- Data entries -
▽

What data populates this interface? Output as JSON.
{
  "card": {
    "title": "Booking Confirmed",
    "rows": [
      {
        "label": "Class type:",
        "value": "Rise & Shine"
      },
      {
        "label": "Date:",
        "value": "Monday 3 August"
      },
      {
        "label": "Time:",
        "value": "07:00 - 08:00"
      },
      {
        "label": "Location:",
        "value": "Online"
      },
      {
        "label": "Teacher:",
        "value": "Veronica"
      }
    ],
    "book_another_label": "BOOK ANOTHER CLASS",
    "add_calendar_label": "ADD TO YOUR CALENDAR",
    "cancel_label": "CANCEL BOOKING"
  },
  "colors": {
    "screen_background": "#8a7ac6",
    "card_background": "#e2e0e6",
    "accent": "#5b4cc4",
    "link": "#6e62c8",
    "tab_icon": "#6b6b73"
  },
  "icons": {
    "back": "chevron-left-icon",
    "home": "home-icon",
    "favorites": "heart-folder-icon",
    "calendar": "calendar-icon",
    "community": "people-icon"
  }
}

△

- TASK DESCRIPTION -
Return all of the entries exactly as written.

- FINISHED EXERCISE -
What data populates this interface? Output as JSON.
{
  "card": {
    "title": "Booking Confirmed",
    "rows": [
      {
        "label": "Class type:",
        "value": "Rise & Shine"
      },
      {
        "label": "Date:",
        "value": "Monday 3 August"
      },
      {
        "label": "Time:",
        "value": "07:00 - 08:00"
      },
      {
        "label": "Location:",
        "value": "Online"
      },
      {
        "label": "Teacher:",
        "value": "Veronica"
      }
    ],
    "book_another_label": "BOOK ANOTHER CLASS",
    "add_calendar_label": "ADD TO YOUR CALENDAR",
    "cancel_label": "CANCEL BOOKING"
  },
  "colors": {
    "screen_background": "#8a7ac6",
    "card_background": "#e2e0e6",
    "accent": "#5b4cc4",
    "link": "#6e62c8",
    "tab_icon": "#6b6b73"
  },
  "icons": {
    "back": "chevron-left-icon",
    "home": "home-icon",
    "favorites": "heart-folder-icon",
    "calendar": "calendar-icon",
    "community": "people-icon"
  }
}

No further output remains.